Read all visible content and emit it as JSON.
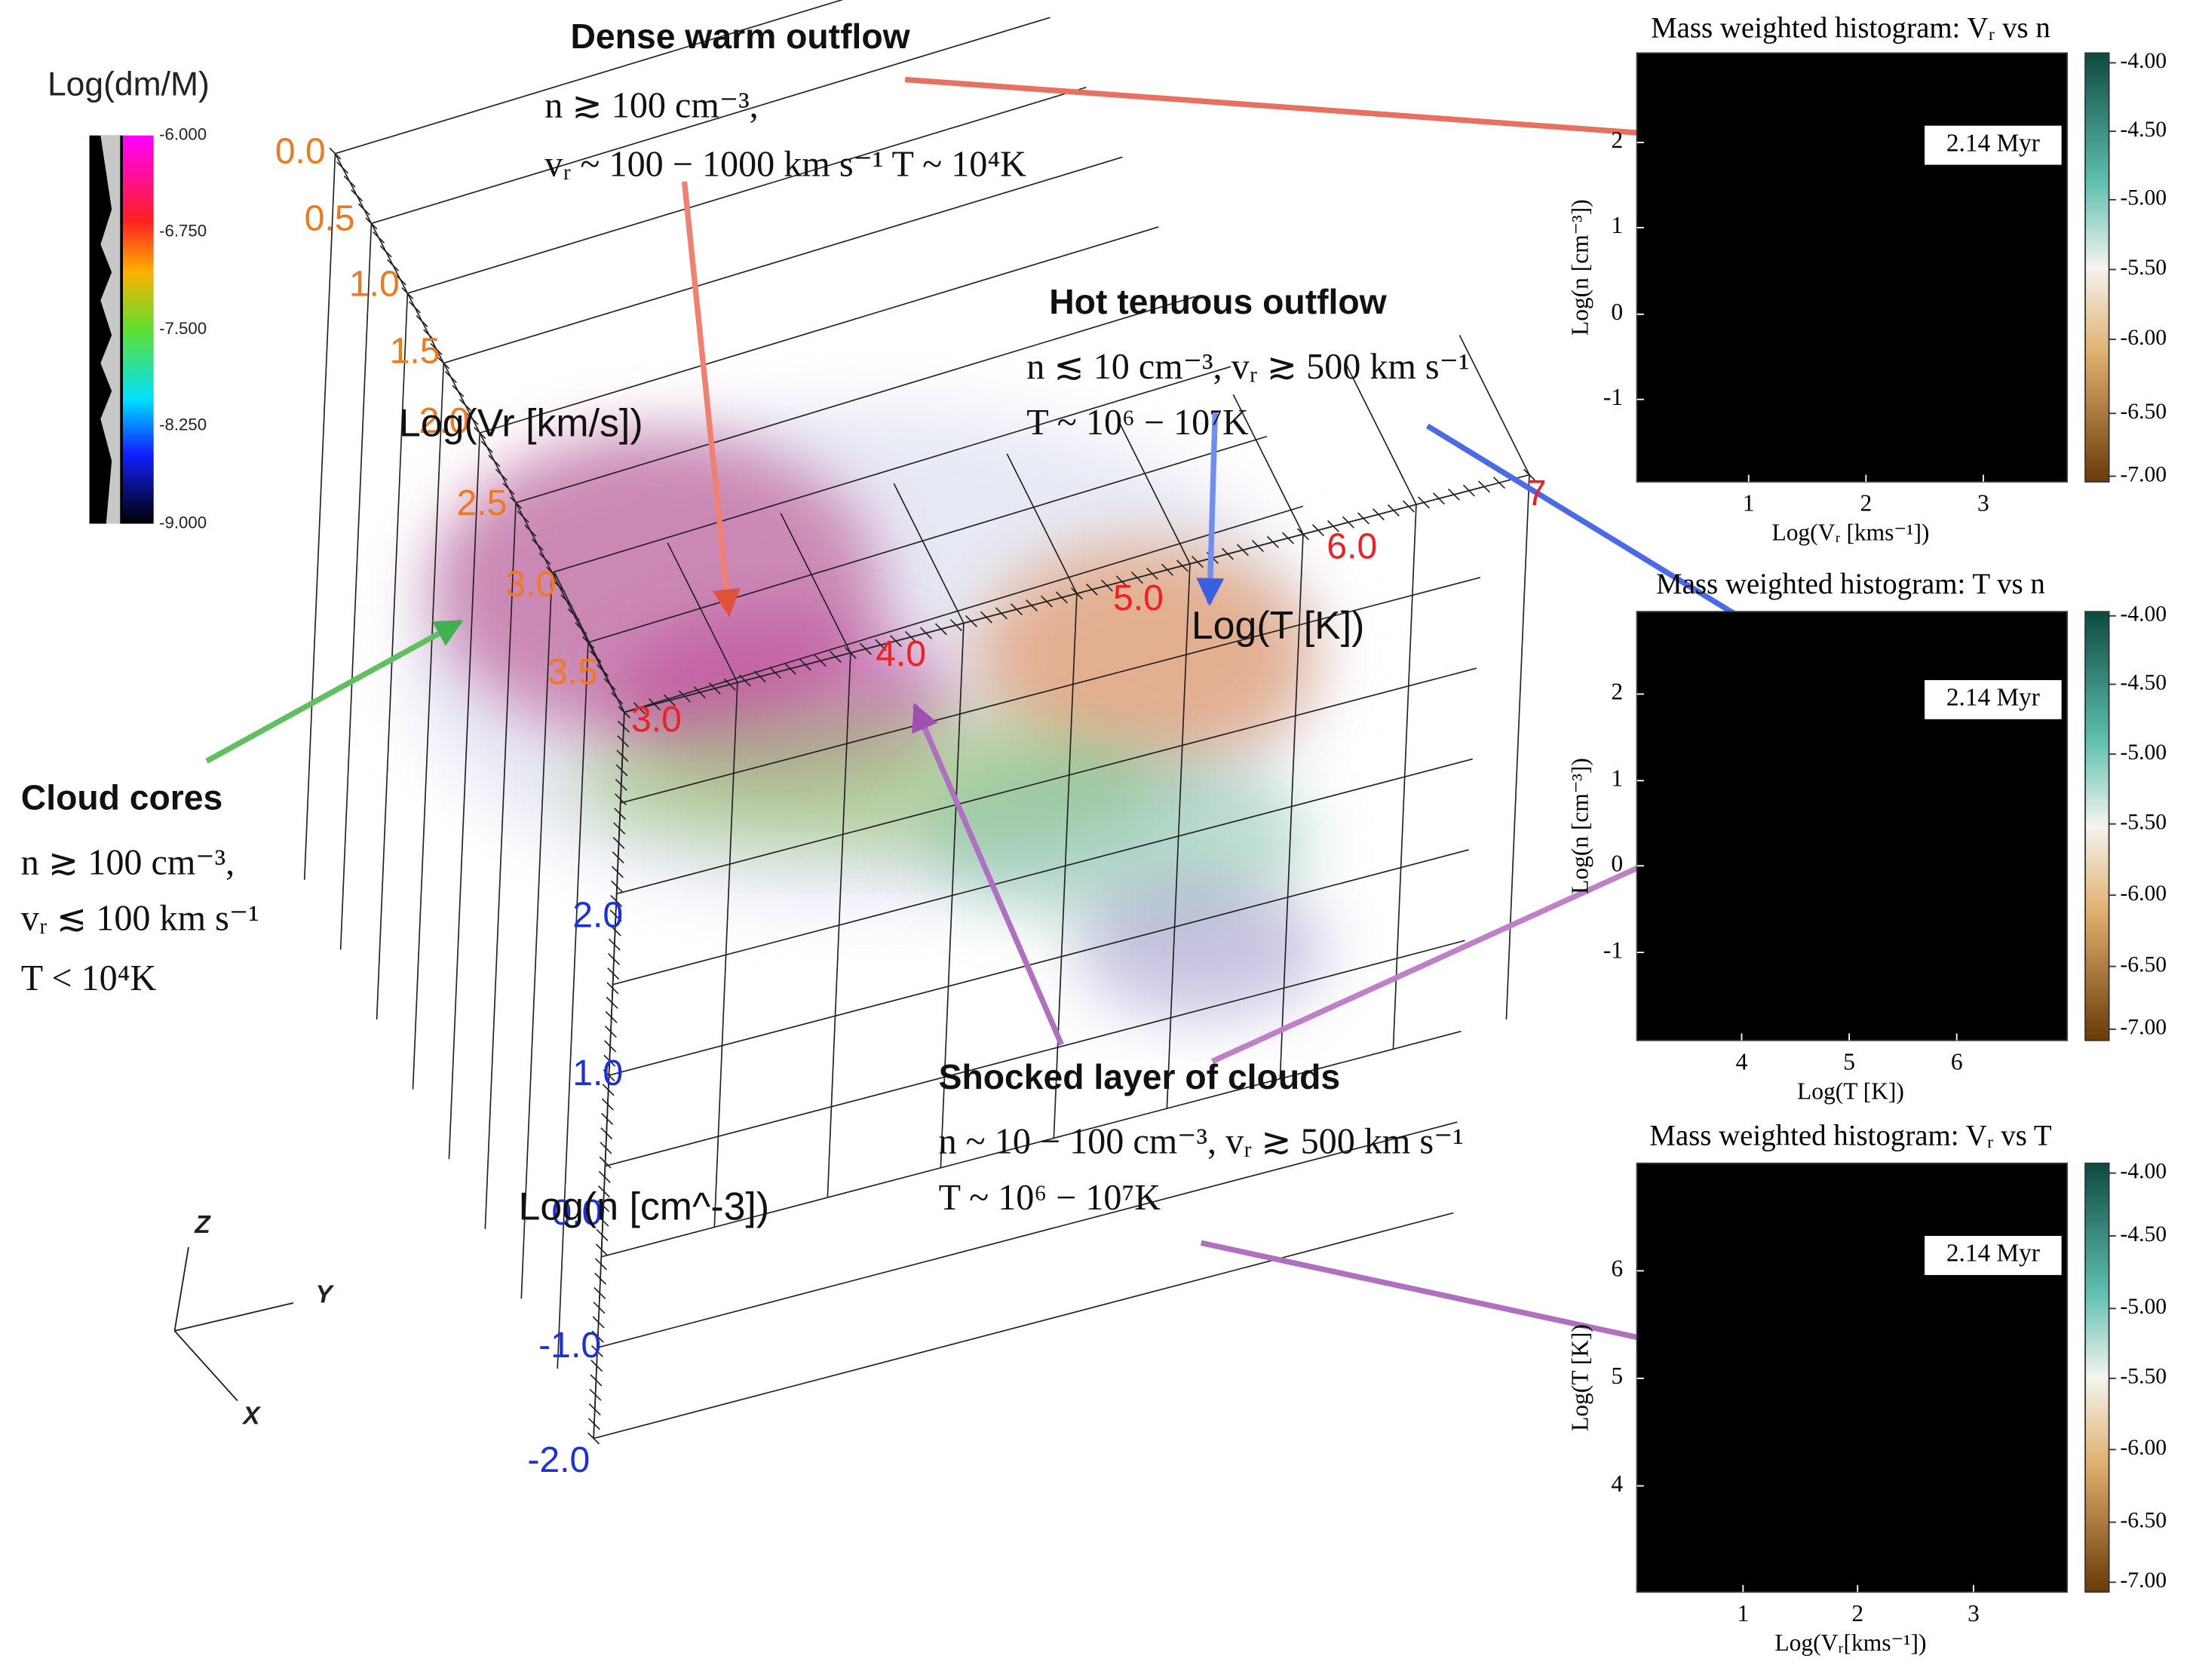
{
  "colorbar": {
    "title": "Log(dm/M)",
    "ticks": [
      "-6.000",
      "-6.750",
      "-7.500",
      "-8.250",
      "-9.000"
    ]
  },
  "volume_plot": {
    "axis_titles": {
      "vr": "Log(Vr [km/s])",
      "t": "Log(T [K])",
      "n": "Log(n [cm^-3])"
    },
    "vr_ticks": [
      "0.0",
      "0.5",
      "1.0",
      "1.5",
      "2.0",
      "2.5",
      "3.0",
      "3.5"
    ],
    "t_ticks": [
      "3.0",
      "4.0",
      "5.0",
      "6.0",
      "7"
    ],
    "n_ticks": [
      "2.0",
      "1.0",
      "0.0",
      "-1.0",
      "-2.0"
    ],
    "orientation": [
      "Z",
      "Y",
      "X"
    ]
  },
  "annotations": [
    {
      "title": "Dense warm outflow",
      "lines": [
        "n ≳ 100 cm⁻³,",
        "vᵣ ~ 100 − 1000 km s⁻¹ T ~ 10⁴K"
      ]
    },
    {
      "title": "Hot tenuous outflow",
      "lines": [
        "n ≲ 10 cm⁻³,  vᵣ ≳ 500 km s⁻¹",
        "T ~ 10⁶ − 10⁷K"
      ]
    },
    {
      "title": "Cloud cores",
      "lines": [
        "n ≳ 100 cm⁻³,",
        "vᵣ ≲ 100 km s⁻¹",
        "T < 10⁴K"
      ]
    },
    {
      "title": "Shocked layer of clouds",
      "lines": [
        "n ~ 10 − 100 cm⁻³,  vᵣ ≳ 500 km s⁻¹",
        "T ~ 10⁶ − 10⁷K"
      ]
    }
  ],
  "histograms": [
    {
      "title": "Mass weighted histogram: Vᵣ vs n",
      "xlabel": "Log(Vᵣ [kms⁻¹])",
      "ylabel": "Log(n [cm⁻³])",
      "xticks": [
        "1",
        "2",
        "3"
      ],
      "yticks": [
        "2",
        "1",
        "0",
        "-1"
      ],
      "time": "2.14 Myr",
      "colorbar_ticks": [
        "-4.00",
        "-4.50",
        "-5.00",
        "-5.50",
        "-6.00",
        "-6.50",
        "-7.00"
      ]
    },
    {
      "title": "Mass weighted histogram: T vs n",
      "xlabel": "Log(T [K])",
      "ylabel": "Log(n [cm⁻³])",
      "xticks": [
        "4",
        "5",
        "6"
      ],
      "yticks": [
        "2",
        "1",
        "0",
        "-1"
      ],
      "time": "2.14 Myr",
      "colorbar_ticks": [
        "-4.00",
        "-4.50",
        "-5.00",
        "-5.50",
        "-6.00",
        "-6.50",
        "-7.00"
      ]
    },
    {
      "title": "Mass weighted histogram: Vᵣ vs T",
      "xlabel": "Log(Vᵣ[kms⁻¹])",
      "ylabel": "Log(T [K])",
      "xticks": [
        "1",
        "2",
        "3"
      ],
      "yticks": [
        "6",
        "5",
        "4"
      ],
      "time": "2.14 Myr",
      "colorbar_ticks": [
        "-4.00",
        "-4.50",
        "-5.00",
        "-5.50",
        "-6.00",
        "-6.50",
        "-7.00"
      ]
    }
  ]
}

> Task directions: Every line should be retyped exactly, with the pictures omitted.

> Response to the exercise:
Read all visible content and emit it as JSON.
{
  "colorbar": {
    "title": "Log(dm/M)",
    "ticks": [
      "-6.000",
      "-6.750",
      "-7.500",
      "-8.250",
      "-9.000"
    ]
  },
  "volume_plot": {
    "axis_titles": {
      "vr": "Log(Vr [km/s])",
      "t": "Log(T [K])",
      "n": "Log(n [cm^-3])"
    },
    "vr_ticks": [
      "0.0",
      "0.5",
      "1.0",
      "1.5",
      "2.0",
      "2.5",
      "3.0",
      "3.5"
    ],
    "t_ticks": [
      "3.0",
      "4.0",
      "5.0",
      "6.0",
      "7"
    ],
    "n_ticks": [
      "2.0",
      "1.0",
      "0.0",
      "-1.0",
      "-2.0"
    ],
    "orientation": [
      "Z",
      "Y",
      "X"
    ]
  },
  "annotations": [
    {
      "title": "Dense warm outflow",
      "lines": [
        "n ≳ 100 cm⁻³,",
        "vᵣ ~ 100 − 1000 km s⁻¹ T ~ 10⁴K"
      ]
    },
    {
      "title": "Hot tenuous outflow",
      "lines": [
        "n ≲ 10 cm⁻³,  vᵣ ≳ 500 km s⁻¹",
        "T ~ 10⁶ − 10⁷K"
      ]
    },
    {
      "title": "Cloud cores",
      "lines": [
        "n ≳ 100 cm⁻³,",
        "vᵣ ≲ 100 km s⁻¹",
        "T < 10⁴K"
      ]
    },
    {
      "title": "Shocked layer of clouds",
      "lines": [
        "n ~ 10 − 100 cm⁻³,  vᵣ ≳ 500 km s⁻¹",
        "T ~ 10⁶ − 10⁷K"
      ]
    }
  ],
  "histograms": [
    {
      "title": "Mass weighted histogram: Vᵣ vs n",
      "xlabel": "Log(Vᵣ [kms⁻¹])",
      "ylabel": "Log(n [cm⁻³])",
      "xticks": [
        "1",
        "2",
        "3"
      ],
      "yticks": [
        "2",
        "1",
        "0",
        "-1"
      ],
      "time": "2.14 Myr",
      "colorbar_ticks": [
        "-4.00",
        "-4.50",
        "-5.00",
        "-5.50",
        "-6.00",
        "-6.50",
        "-7.00"
      ]
    },
    {
      "title": "Mass weighted histogram: T vs n",
      "xlabel": "Log(T [K])",
      "ylabel": "Log(n [cm⁻³])",
      "xticks": [
        "4",
        "5",
        "6"
      ],
      "yticks": [
        "2",
        "1",
        "0",
        "-1"
      ],
      "time": "2.14 Myr",
      "colorbar_ticks": [
        "-4.00",
        "-4.50",
        "-5.00",
        "-5.50",
        "-6.00",
        "-6.50",
        "-7.00"
      ]
    },
    {
      "title": "Mass weighted histogram: Vᵣ vs T",
      "xlabel": "Log(Vᵣ[kms⁻¹])",
      "ylabel": "Log(T [K])",
      "xticks": [
        "1",
        "2",
        "3"
      ],
      "yticks": [
        "6",
        "5",
        "4"
      ],
      "time": "2.14 Myr",
      "colorbar_ticks": [
        "-4.00",
        "-4.50",
        "-5.00",
        "-5.50",
        "-6.00",
        "-6.50",
        "-7.00"
      ]
    }
  ]
}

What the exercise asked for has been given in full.